Exercise materials:

______________________________

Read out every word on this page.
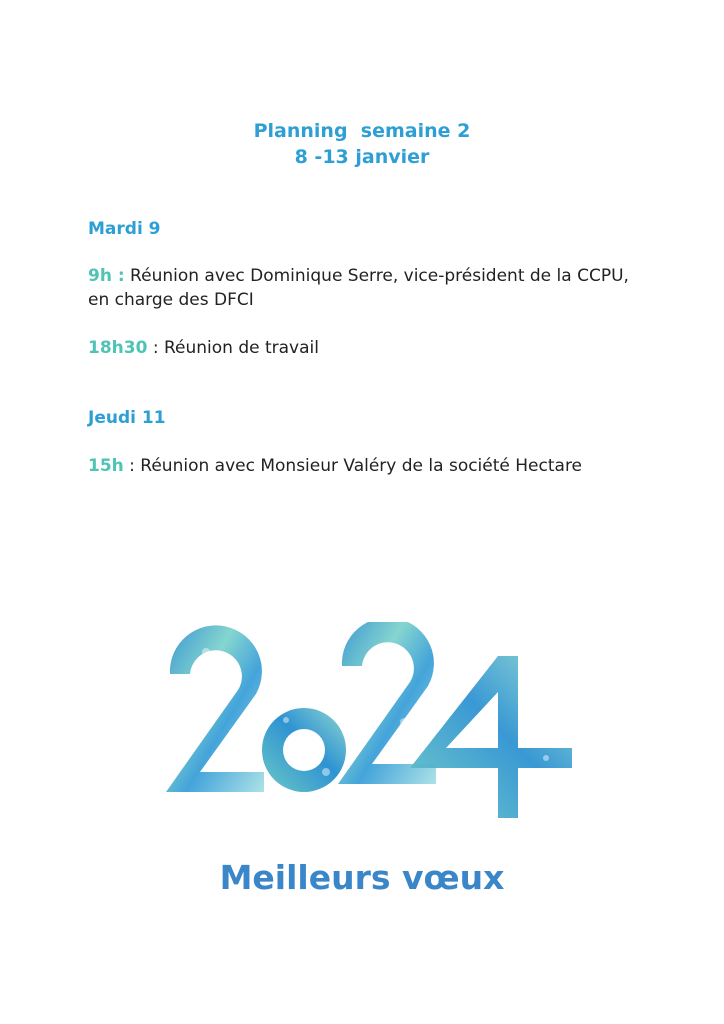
Planning  semaine 2
8 -13 janvier
Mardi 9
9h : Réunion avec Dominique Serre, vice-président de la CCPU, en charge des DFCI
18h30 : Réunion de travail
Jeudi 11
15h : Réunion avec Monsieur Valéry de la société Hectare
Meilleurs vœux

______________________________

Instructions to follow: Provide the number of lines containing the string "avec", with no other output.

Result: 2